Data entries
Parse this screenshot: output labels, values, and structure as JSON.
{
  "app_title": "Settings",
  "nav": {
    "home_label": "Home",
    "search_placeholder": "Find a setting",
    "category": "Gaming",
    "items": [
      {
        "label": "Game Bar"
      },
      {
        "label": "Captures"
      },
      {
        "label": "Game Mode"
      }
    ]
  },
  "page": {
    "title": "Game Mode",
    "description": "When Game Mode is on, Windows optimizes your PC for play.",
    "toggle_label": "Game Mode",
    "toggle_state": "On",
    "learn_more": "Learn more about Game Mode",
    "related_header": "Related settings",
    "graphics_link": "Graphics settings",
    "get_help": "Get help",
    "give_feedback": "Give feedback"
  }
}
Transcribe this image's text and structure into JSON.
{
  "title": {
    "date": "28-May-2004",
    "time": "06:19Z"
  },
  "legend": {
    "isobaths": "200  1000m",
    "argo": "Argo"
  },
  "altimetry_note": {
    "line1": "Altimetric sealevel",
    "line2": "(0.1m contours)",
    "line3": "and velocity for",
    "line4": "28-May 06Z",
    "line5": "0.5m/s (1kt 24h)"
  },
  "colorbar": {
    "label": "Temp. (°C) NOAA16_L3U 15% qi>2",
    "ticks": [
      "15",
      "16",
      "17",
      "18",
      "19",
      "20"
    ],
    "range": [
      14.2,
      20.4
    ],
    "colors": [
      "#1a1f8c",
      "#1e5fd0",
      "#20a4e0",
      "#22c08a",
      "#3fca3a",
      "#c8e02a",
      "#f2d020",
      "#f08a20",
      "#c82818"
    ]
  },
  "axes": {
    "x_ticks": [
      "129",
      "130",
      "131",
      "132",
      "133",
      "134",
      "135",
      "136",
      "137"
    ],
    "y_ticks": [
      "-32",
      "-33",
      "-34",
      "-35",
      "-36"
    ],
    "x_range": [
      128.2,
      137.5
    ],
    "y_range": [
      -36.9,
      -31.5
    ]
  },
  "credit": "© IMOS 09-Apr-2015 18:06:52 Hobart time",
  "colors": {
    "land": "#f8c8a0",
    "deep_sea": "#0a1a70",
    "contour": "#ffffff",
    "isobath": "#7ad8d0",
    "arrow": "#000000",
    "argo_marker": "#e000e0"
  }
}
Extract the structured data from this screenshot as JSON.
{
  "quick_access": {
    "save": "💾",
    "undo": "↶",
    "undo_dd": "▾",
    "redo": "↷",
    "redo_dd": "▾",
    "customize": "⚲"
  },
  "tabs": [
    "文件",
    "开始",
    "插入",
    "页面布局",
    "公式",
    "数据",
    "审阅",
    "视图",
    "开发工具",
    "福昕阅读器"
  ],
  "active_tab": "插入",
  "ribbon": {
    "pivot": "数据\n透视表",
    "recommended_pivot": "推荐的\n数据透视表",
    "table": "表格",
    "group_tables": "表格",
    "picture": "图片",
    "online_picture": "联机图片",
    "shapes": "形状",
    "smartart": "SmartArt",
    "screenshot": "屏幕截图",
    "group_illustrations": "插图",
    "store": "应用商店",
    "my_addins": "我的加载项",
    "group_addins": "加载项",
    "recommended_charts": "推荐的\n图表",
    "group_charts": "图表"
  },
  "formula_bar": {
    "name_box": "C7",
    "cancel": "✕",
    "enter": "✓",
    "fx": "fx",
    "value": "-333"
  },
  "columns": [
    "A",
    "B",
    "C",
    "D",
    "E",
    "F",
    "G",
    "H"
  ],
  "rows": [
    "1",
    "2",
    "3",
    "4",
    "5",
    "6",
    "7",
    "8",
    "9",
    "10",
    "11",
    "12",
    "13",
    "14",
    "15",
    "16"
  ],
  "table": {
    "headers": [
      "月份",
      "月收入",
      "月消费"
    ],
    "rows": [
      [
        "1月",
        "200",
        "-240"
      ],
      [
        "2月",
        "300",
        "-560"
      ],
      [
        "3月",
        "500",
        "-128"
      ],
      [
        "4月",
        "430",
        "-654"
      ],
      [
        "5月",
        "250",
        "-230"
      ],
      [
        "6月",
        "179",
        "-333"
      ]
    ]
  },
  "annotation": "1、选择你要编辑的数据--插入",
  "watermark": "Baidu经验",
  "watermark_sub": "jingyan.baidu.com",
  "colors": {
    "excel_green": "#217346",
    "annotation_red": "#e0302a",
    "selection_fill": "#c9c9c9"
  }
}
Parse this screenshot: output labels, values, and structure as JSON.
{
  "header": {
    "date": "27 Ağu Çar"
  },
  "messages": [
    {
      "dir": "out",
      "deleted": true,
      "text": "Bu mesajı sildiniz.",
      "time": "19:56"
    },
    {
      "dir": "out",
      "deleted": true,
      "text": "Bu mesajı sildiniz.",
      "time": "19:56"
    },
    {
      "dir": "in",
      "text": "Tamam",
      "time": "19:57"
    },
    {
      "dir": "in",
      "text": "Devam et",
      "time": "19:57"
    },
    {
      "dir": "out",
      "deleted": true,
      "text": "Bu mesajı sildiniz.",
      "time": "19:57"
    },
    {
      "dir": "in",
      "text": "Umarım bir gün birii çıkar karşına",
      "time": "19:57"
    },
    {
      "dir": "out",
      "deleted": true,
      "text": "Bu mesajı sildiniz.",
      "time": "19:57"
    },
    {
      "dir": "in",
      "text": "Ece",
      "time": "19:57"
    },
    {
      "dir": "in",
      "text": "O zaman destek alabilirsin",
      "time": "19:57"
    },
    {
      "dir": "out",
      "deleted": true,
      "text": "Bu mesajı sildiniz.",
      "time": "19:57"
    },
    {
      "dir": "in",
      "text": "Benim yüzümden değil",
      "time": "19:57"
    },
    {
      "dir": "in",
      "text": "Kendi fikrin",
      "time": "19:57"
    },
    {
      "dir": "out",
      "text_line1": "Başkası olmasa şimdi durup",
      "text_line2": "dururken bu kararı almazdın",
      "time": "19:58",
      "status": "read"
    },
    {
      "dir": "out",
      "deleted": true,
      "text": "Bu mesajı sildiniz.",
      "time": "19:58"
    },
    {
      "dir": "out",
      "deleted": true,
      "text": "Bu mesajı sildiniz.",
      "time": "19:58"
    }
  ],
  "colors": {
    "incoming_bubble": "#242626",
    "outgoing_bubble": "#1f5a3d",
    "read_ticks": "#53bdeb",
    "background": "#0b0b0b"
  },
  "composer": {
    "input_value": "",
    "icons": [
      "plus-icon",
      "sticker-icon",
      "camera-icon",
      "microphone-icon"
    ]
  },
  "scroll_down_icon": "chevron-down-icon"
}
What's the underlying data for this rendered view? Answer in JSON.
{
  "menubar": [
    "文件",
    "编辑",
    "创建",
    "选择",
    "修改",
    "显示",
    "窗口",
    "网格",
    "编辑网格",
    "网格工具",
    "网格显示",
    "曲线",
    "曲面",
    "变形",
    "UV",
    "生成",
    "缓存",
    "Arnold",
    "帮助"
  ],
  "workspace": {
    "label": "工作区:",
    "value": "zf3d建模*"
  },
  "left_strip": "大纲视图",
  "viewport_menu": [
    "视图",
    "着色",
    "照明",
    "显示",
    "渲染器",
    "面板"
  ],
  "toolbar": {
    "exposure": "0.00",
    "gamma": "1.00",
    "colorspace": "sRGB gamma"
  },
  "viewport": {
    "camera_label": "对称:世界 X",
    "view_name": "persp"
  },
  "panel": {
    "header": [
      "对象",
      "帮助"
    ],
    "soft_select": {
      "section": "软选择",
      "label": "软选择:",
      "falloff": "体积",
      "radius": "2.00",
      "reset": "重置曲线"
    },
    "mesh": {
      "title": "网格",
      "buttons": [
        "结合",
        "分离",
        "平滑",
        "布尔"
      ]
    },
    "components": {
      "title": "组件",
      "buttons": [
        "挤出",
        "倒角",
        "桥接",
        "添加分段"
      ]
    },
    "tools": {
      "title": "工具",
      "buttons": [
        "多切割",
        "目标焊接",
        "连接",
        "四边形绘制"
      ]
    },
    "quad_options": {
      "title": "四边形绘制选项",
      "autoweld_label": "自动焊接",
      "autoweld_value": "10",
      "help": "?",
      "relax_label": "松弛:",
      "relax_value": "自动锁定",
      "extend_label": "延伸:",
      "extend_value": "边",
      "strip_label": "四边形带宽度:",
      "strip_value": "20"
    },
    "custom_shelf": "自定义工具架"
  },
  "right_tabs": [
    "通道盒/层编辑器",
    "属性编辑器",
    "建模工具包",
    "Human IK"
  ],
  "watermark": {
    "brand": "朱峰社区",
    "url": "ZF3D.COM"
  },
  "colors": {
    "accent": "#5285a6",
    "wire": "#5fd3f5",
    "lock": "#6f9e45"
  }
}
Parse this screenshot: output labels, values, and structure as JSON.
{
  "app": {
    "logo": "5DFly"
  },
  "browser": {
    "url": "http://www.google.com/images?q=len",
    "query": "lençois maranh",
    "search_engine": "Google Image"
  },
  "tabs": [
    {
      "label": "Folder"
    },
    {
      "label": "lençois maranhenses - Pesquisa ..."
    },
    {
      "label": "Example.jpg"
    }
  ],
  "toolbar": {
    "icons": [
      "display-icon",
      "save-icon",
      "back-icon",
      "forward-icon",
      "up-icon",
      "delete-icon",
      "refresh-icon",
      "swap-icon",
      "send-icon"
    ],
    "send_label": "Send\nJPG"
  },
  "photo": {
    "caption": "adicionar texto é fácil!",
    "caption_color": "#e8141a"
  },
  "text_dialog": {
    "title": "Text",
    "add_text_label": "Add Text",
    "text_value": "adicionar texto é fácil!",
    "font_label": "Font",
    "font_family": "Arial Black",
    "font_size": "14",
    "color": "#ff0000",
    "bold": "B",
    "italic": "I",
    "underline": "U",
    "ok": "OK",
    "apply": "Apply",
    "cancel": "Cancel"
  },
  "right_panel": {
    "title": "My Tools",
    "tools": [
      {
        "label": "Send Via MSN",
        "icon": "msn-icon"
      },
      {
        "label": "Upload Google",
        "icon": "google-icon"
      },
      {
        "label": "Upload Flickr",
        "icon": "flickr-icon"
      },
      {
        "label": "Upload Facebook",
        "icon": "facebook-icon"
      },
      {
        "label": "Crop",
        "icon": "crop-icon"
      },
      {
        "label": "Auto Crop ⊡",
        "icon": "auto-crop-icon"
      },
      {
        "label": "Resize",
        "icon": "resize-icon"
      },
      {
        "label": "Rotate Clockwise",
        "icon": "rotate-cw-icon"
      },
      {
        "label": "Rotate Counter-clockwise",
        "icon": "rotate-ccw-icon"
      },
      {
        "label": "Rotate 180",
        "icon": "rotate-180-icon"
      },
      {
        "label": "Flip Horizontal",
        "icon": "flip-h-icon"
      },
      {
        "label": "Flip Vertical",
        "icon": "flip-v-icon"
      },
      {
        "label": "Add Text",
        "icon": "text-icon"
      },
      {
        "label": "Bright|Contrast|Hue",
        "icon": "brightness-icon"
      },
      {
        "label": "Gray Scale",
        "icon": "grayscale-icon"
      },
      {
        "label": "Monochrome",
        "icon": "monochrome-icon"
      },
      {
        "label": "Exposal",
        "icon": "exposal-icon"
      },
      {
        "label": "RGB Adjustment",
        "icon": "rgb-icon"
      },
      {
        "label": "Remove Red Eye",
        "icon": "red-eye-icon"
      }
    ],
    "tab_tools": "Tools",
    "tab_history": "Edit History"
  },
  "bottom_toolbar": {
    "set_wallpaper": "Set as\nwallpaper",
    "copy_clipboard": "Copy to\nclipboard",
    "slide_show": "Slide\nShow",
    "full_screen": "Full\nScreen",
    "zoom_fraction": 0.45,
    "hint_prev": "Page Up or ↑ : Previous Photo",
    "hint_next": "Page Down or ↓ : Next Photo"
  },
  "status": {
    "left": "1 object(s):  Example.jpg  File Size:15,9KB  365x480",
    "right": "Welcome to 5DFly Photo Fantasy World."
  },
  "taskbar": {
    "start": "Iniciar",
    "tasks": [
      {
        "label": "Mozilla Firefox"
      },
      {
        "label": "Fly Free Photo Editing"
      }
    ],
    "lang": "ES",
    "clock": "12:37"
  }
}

■ What the task requires: In the listing, find each line with the string "Mode" and copy it.

■ Answer to the problem:
        "label": "Game Mode"
    "title": "Game Mode",
    "description": "When Game Mode is on, Windows optimizes your PC for play.",
    "toggle_label": "Game Mode",
    "learn_more": "Learn more about Game Mode",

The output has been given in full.